• _DATA RECORDS_:
┄┄┄┄┄┄┄┄┄┄┄┄┄┄┄┄┄┄┄┄
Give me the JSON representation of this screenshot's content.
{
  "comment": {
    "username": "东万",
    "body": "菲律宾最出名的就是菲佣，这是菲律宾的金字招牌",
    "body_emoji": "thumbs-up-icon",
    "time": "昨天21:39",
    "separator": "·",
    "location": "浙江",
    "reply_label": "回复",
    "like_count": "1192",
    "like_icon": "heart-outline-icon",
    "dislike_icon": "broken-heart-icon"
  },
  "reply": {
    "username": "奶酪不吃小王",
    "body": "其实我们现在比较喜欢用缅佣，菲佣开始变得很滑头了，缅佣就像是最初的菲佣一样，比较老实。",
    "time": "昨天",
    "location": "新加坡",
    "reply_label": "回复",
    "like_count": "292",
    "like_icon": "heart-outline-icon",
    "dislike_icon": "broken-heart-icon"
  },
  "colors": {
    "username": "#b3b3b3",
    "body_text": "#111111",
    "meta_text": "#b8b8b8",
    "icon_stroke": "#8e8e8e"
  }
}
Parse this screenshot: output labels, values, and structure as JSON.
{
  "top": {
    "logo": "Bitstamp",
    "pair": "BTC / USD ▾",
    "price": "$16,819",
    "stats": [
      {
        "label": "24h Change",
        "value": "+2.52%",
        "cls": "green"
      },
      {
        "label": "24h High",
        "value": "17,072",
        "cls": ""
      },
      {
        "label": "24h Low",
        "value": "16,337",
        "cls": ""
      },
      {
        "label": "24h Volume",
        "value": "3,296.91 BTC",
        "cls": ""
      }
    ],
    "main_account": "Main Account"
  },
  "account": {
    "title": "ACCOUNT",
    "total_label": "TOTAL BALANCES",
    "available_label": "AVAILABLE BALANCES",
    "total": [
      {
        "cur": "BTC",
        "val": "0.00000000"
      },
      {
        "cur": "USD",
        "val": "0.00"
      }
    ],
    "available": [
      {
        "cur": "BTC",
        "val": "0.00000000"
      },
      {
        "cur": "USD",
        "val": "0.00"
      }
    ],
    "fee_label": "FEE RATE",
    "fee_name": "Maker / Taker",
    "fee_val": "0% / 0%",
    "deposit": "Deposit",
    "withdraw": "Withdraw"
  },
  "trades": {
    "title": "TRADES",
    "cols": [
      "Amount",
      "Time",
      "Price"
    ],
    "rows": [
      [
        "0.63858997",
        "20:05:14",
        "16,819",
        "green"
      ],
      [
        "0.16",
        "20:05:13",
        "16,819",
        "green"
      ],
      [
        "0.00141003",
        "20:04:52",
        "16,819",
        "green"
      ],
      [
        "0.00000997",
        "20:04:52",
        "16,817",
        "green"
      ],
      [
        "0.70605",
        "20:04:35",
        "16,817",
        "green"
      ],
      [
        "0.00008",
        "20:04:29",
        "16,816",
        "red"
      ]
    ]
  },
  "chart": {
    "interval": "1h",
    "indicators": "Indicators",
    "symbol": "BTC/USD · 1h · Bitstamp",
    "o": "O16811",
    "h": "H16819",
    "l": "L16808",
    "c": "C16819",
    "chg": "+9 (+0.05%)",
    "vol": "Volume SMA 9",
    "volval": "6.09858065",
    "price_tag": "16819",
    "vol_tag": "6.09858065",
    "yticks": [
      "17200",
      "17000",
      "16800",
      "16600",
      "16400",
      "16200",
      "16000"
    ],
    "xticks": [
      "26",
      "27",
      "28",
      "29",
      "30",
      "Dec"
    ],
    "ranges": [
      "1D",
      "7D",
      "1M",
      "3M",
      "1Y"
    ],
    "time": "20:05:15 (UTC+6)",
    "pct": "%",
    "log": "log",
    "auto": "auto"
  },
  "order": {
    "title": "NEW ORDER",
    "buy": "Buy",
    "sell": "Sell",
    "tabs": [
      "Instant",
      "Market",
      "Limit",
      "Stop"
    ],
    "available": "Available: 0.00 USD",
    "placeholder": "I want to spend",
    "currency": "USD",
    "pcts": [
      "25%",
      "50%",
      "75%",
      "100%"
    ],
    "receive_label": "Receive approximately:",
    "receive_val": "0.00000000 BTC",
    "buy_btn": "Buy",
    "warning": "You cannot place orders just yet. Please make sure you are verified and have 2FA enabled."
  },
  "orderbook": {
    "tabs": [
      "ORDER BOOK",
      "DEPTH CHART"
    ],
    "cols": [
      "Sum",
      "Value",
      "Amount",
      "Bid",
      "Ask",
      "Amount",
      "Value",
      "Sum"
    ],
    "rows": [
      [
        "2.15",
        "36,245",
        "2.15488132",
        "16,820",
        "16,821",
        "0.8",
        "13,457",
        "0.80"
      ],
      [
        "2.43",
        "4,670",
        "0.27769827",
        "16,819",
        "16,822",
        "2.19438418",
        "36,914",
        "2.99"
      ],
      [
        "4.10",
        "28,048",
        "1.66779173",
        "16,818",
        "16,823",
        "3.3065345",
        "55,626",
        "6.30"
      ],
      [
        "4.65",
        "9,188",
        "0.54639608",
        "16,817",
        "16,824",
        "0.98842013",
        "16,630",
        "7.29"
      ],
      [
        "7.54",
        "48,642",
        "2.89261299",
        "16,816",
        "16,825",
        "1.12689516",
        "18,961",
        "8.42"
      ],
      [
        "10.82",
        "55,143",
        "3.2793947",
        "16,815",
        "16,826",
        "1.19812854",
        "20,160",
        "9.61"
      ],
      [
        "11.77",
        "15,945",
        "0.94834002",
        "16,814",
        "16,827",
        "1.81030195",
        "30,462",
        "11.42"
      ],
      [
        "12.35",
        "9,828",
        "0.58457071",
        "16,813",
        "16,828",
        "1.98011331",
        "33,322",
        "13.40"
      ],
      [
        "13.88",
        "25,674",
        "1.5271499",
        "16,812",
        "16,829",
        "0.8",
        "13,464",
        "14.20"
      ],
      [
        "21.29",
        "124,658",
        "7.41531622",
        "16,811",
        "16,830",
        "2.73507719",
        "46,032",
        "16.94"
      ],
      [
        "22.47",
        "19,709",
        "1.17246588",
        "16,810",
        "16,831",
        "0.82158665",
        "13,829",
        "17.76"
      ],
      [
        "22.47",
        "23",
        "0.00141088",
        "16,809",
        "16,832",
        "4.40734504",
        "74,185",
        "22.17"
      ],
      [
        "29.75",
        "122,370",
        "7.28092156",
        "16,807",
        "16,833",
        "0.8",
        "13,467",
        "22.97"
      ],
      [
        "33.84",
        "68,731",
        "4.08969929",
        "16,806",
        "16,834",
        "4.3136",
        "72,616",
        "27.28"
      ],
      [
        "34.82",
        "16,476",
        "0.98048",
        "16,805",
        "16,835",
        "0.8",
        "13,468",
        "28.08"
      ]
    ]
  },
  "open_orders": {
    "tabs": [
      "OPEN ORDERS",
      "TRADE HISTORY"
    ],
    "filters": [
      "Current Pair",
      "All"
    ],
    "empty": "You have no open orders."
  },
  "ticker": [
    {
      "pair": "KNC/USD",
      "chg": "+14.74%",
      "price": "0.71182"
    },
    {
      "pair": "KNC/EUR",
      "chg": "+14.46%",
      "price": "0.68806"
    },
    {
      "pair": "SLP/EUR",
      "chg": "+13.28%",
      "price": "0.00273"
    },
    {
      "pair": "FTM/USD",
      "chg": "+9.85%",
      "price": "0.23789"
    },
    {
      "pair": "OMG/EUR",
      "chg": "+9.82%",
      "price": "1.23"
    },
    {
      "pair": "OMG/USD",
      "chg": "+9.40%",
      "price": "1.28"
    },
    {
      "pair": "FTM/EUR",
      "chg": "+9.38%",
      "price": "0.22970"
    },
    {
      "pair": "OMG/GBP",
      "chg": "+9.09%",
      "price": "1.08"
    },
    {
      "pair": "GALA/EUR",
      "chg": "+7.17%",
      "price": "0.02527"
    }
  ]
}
┄┄┄┄┄┄┄┄┄┄┄┄┄┄┄┄┄┄┄┄
• _INSTRUCTIONS FOR THE TASK_: Please set down all the data word for word.

• _ANSWER FOR THE TASK_:
Give me the JSON representation of this screenshot's content.
{
  "comment": {
    "username": "东万",
    "body": "菲律宾最出名的就是菲佣，这是菲律宾的金字招牌",
    "body_emoji": "thumbs-up-icon",
    "time": "昨天21:39",
    "separator": "·",
    "location": "浙江",
    "reply_label": "回复",
    "like_count": "1192",
    "like_icon": "heart-outline-icon",
    "dislike_icon": "broken-heart-icon"
  },
  "reply": {
    "username": "奶酪不吃小王",
    "body": "其实我们现在比较喜欢用缅佣，菲佣开始变得很滑头了，缅佣就像是最初的菲佣一样，比较老实。",
    "time": "昨天",
    "location": "新加坡",
    "reply_label": "回复",
    "like_count": "292",
    "like_icon": "heart-outline-icon",
    "dislike_icon": "broken-heart-icon"
  },
  "colors": {
    "username": "#b3b3b3",
    "body_text": "#111111",
    "meta_text": "#b8b8b8",
    "icon_stroke": "#8e8e8e"
  }
}
Parse this screenshot: output labels, values, and structure as JSON.
{
  "top": {
    "logo": "Bitstamp",
    "pair": "BTC / USD ▾",
    "price": "$16,819",
    "stats": [
      {
        "label": "24h Change",
        "value": "+2.52%",
        "cls": "green"
      },
      {
        "label": "24h High",
        "value": "17,072",
        "cls": ""
      },
      {
        "label": "24h Low",
        "value": "16,337",
        "cls": ""
      },
      {
        "label": "24h Volume",
        "value": "3,296.91 BTC",
        "cls": ""
      }
    ],
    "main_account": "Main Account"
  },
  "account": {
    "title": "ACCOUNT",
    "total_label": "TOTAL BALANCES",
    "available_label": "AVAILABLE BALANCES",
    "total": [
      {
        "cur": "BTC",
        "val": "0.00000000"
      },
      {
        "cur": "USD",
        "val": "0.00"
      }
    ],
    "available": [
      {
        "cur": "BTC",
        "val": "0.00000000"
      },
      {
        "cur": "USD",
        "val": "0.00"
      }
    ],
    "fee_label": "FEE RATE",
    "fee_name": "Maker / Taker",
    "fee_val": "0% / 0%",
    "deposit": "Deposit",
    "withdraw": "Withdraw"
  },
  "trades": {
    "title": "TRADES",
    "cols": [
      "Amount",
      "Time",
      "Price"
    ],
    "rows": [
      [
        "0.63858997",
        "20:05:14",
        "16,819",
        "green"
      ],
      [
        "0.16",
        "20:05:13",
        "16,819",
        "green"
      ],
      [
        "0.00141003",
        "20:04:52",
        "16,819",
        "green"
      ],
      [
        "0.00000997",
        "20:04:52",
        "16,817",
        "green"
      ],
      [
        "0.70605",
        "20:04:35",
        "16,817",
        "green"
      ],
      [
        "0.00008",
        "20:04:29",
        "16,816",
        "red"
      ]
    ]
  },
  "chart": {
    "interval": "1h",
    "indicators": "Indicators",
    "symbol": "BTC/USD · 1h · Bitstamp",
    "o": "O16811",
    "h": "H16819",
    "l": "L16808",
    "c": "C16819",
    "chg": "+9 (+0.05%)",
    "vol": "Volume SMA 9",
    "volval": "6.09858065",
    "price_tag": "16819",
    "vol_tag": "6.09858065",
    "yticks": [
      "17200",
      "17000",
      "16800",
      "16600",
      "16400",
      "16200",
      "16000"
    ],
    "xticks": [
      "26",
      "27",
      "28",
      "29",
      "30",
      "Dec"
    ],
    "ranges": [
      "1D",
      "7D",
      "1M",
      "3M",
      "1Y"
    ],
    "time": "20:05:15 (UTC+6)",
    "pct": "%",
    "log": "log",
    "auto": "auto"
  },
  "order": {
    "title": "NEW ORDER",
    "buy": "Buy",
    "sell": "Sell",
    "tabs": [
      "Instant",
      "Market",
      "Limit",
      "Stop"
    ],
    "available": "Available: 0.00 USD",
    "placeholder": "I want to spend",
    "currency": "USD",
    "pcts": [
      "25%",
      "50%",
      "75%",
      "100%"
    ],
    "receive_label": "Receive approximately:",
    "receive_val": "0.00000000 BTC",
    "buy_btn": "Buy",
    "warning": "You cannot place orders just yet. Please make sure you are verified and have 2FA enabled."
  },
  "orderbook": {
    "tabs": [
      "ORDER BOOK",
      "DEPTH CHART"
    ],
    "cols": [
      "Sum",
      "Value",
      "Amount",
      "Bid",
      "Ask",
      "Amount",
      "Value",
      "Sum"
    ],
    "rows": [
      [
        "2.15",
        "36,245",
        "2.15488132",
        "16,820",
        "16,821",
        "0.8",
        "13,457",
        "0.80"
      ],
      [
        "2.43",
        "4,670",
        "0.27769827",
        "16,819",
        "16,822",
        "2.19438418",
        "36,914",
        "2.99"
      ],
      [
        "4.10",
        "28,048",
        "1.66779173",
        "16,818",
        "16,823",
        "3.3065345",
        "55,626",
        "6.30"
      ],
      [
        "4.65",
        "9,188",
        "0.54639608",
        "16,817",
        "16,824",
        "0.98842013",
        "16,630",
        "7.29"
      ],
      [
        "7.54",
        "48,642",
        "2.89261299",
        "16,816",
        "16,825",
        "1.12689516",
        "18,961",
        "8.42"
      ],
      [
        "10.82",
        "55,143",
        "3.2793947",
        "16,815",
        "16,826",
        "1.19812854",
        "20,160",
        "9.61"
      ],
      [
        "11.77",
        "15,945",
        "0.94834002",
        "16,814",
        "16,827",
        "1.81030195",
        "30,462",
        "11.42"
      ],
      [
        "12.35",
        "9,828",
        "0.58457071",
        "16,813",
        "16,828",
        "1.98011331",
        "33,322",
        "13.40"
      ],
      [
        "13.88",
        "25,674",
        "1.5271499",
        "16,812",
        "16,829",
        "0.8",
        "13,464",
        "14.20"
      ],
      [
        "21.29",
        "124,658",
        "7.41531622",
        "16,811",
        "16,830",
        "2.73507719",
        "46,032",
        "16.94"
      ],
      [
        "22.47",
        "19,709",
        "1.17246588",
        "16,810",
        "16,831",
        "0.82158665",
        "13,829",
        "17.76"
      ],
      [
        "22.47",
        "23",
        "0.00141088",
        "16,809",
        "16,832",
        "4.40734504",
        "74,185",
        "22.17"
      ],
      [
        "29.75",
        "122,370",
        "7.28092156",
        "16,807",
        "16,833",
        "0.8",
        "13,467",
        "22.97"
      ],
      [
        "33.84",
        "68,731",
        "4.08969929",
        "16,806",
        "16,834",
        "4.3136",
        "72,616",
        "27.28"
      ],
      [
        "34.82",
        "16,476",
        "0.98048",
        "16,805",
        "16,835",
        "0.8",
        "13,468",
        "28.08"
      ]
    ]
  },
  "open_orders": {
    "tabs": [
      "OPEN ORDERS",
      "TRADE HISTORY"
    ],
    "filters": [
      "Current Pair",
      "All"
    ],
    "empty": "You have no open orders."
  },
  "ticker": [
    {
      "pair": "KNC/USD",
      "chg": "+14.74%",
      "price": "0.71182"
    },
    {
      "pair": "KNC/EUR",
      "chg": "+14.46%",
      "price": "0.68806"
    },
    {
      "pair": "SLP/EUR",
      "chg": "+13.28%",
      "price": "0.00273"
    },
    {
      "pair": "FTM/USD",
      "chg": "+9.85%",
      "price": "0.23789"
    },
    {
      "pair": "OMG/EUR",
      "chg": "+9.82%",
      "price": "1.23"
    },
    {
      "pair": "OMG/USD",
      "chg": "+9.40%",
      "price": "1.28"
    },
    {
      "pair": "FTM/EUR",
      "chg": "+9.38%",
      "price": "0.22970"
    },
    {
      "pair": "OMG/GBP",
      "chg": "+9.09%",
      "price": "1.08"
    },
    {
      "pair": "GALA/EUR",
      "chg": "+7.17%",
      "price": "0.02527"
    }
  ]
}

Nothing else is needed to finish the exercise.